(Source records)
:::::

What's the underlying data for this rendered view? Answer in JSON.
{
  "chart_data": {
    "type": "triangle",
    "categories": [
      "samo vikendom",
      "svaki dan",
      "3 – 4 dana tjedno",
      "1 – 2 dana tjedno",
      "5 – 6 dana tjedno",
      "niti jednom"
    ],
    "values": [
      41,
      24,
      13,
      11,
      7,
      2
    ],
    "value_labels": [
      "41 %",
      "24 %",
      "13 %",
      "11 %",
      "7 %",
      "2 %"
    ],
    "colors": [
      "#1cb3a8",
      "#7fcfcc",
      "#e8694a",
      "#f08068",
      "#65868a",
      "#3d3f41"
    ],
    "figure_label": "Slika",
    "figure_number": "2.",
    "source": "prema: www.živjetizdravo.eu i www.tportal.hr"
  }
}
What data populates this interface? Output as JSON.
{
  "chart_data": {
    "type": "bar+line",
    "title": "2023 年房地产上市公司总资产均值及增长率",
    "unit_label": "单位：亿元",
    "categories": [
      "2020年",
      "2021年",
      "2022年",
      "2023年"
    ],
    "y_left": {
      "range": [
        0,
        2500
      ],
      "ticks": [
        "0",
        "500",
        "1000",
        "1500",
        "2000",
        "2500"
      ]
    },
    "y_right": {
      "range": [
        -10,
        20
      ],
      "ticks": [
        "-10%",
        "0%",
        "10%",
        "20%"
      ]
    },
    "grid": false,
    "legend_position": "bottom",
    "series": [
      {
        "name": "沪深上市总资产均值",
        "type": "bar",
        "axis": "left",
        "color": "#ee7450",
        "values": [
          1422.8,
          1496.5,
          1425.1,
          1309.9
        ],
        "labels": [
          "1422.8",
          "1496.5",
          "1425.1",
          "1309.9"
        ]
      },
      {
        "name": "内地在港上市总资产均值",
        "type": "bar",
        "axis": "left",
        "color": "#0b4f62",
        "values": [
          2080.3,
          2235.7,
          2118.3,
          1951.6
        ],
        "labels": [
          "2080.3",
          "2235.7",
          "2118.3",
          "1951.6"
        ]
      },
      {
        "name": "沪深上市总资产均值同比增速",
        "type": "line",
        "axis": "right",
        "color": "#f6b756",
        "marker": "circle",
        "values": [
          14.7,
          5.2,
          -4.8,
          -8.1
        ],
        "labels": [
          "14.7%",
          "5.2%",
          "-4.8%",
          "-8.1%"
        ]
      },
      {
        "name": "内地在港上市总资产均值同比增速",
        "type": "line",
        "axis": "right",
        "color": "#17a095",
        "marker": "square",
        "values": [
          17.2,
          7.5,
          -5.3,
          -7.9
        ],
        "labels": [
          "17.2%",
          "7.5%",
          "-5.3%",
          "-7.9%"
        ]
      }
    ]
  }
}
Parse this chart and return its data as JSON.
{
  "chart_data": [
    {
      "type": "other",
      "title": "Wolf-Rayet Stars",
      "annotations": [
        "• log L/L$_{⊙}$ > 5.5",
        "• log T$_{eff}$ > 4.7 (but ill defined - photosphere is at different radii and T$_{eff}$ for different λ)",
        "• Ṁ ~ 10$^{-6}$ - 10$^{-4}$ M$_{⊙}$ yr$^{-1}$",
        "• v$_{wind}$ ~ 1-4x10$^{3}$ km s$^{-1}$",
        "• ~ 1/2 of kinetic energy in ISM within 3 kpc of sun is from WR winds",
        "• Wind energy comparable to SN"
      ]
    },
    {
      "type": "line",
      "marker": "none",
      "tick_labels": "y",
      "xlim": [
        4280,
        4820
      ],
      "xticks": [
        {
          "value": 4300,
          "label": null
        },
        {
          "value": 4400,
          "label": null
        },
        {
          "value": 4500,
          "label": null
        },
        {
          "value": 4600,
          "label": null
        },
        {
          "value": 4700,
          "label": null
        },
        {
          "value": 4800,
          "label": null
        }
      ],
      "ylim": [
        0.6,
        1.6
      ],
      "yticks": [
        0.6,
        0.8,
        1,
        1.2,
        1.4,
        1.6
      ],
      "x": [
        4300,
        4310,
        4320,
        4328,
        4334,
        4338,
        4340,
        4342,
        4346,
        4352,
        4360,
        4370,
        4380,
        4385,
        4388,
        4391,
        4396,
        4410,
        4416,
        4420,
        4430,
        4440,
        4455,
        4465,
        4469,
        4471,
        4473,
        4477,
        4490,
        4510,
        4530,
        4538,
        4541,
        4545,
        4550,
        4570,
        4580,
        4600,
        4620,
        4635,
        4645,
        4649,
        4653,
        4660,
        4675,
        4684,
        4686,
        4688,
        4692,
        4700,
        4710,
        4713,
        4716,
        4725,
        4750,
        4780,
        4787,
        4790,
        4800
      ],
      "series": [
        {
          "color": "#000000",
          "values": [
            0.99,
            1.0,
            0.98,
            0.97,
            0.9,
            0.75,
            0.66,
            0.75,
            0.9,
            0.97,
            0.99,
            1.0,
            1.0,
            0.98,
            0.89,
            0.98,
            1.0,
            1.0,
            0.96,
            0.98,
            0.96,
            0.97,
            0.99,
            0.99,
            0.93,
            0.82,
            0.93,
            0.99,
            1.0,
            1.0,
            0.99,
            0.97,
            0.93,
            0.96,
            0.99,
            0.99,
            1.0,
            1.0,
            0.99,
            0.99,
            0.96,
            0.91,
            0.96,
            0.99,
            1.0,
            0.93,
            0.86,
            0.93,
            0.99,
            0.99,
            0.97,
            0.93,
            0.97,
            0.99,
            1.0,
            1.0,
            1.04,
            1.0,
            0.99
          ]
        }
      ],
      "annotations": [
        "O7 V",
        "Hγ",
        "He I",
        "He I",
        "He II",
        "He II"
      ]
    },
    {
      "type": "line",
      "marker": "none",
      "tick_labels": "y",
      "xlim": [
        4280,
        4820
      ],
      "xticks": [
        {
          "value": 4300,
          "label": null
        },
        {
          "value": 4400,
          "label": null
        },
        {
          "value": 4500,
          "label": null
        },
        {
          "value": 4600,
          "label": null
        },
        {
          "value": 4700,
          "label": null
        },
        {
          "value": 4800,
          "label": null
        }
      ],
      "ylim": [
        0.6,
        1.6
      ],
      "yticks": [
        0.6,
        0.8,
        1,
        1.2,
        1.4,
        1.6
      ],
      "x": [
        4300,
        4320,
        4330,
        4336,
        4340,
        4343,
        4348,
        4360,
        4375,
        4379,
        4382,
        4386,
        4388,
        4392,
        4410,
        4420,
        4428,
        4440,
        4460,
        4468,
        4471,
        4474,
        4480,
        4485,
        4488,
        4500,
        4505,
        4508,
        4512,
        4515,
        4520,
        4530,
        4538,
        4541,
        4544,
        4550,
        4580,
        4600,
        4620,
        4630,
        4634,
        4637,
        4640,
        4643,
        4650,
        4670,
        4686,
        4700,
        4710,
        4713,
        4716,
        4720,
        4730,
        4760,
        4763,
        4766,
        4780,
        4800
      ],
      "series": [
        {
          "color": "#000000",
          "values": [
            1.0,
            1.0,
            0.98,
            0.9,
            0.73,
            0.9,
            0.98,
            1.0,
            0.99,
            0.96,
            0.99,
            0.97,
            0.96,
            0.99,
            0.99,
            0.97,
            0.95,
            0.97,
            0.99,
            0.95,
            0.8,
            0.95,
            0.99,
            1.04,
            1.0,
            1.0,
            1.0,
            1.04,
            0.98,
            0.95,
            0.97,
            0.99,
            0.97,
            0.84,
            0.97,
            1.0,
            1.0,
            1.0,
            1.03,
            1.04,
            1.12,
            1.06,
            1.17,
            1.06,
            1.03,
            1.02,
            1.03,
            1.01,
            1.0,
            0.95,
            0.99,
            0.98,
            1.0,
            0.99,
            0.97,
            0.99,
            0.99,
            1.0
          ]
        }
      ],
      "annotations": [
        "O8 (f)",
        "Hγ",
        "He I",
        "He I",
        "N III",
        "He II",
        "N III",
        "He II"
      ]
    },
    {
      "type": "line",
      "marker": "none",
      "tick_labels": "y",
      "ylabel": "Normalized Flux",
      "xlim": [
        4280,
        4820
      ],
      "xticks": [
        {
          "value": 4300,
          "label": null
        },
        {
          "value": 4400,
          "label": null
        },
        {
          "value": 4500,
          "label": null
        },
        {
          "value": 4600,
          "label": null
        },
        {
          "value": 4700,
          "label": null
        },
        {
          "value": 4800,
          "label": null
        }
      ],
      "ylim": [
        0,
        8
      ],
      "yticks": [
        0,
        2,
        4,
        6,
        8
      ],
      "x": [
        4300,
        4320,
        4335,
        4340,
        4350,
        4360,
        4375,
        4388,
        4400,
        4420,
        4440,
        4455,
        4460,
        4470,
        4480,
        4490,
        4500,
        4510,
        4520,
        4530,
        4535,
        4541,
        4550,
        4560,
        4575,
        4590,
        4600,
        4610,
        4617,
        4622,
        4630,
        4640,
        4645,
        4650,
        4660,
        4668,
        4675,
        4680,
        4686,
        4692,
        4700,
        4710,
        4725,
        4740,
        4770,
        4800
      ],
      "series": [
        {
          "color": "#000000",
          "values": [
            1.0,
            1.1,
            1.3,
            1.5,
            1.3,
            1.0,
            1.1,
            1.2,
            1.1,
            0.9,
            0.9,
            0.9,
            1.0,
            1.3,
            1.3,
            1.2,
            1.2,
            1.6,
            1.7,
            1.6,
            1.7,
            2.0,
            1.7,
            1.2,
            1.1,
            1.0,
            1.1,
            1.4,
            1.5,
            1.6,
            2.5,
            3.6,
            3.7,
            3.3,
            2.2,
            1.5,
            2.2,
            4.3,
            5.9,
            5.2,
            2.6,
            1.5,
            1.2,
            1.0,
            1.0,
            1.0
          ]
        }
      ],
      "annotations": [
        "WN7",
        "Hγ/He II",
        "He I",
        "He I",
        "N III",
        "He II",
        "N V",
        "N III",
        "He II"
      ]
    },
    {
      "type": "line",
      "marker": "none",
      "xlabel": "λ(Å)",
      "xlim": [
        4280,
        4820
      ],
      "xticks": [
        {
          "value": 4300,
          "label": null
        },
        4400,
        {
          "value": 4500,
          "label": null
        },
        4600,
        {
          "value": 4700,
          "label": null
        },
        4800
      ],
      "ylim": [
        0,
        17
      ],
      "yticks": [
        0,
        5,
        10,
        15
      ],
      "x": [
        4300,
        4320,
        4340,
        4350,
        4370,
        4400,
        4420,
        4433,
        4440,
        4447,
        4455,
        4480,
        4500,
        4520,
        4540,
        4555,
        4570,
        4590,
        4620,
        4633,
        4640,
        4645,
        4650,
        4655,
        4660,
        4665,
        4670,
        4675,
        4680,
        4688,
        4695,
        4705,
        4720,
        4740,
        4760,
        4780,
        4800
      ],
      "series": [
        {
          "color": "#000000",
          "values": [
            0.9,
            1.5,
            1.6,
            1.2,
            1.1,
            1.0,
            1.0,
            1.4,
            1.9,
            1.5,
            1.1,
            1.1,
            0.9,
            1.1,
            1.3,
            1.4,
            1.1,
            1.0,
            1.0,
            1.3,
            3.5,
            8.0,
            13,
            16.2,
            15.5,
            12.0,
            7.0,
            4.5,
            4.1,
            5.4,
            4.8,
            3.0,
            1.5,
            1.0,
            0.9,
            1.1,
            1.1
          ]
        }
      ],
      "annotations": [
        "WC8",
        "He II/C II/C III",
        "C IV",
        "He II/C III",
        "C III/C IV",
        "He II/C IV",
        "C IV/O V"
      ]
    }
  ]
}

:::::

**Direction:** Pull every line holding "What" out of the records.

**Reply to the task:**
What's the underlying data for this rendered view? Answer in JSON.
What data populates this interface? Output as JSON.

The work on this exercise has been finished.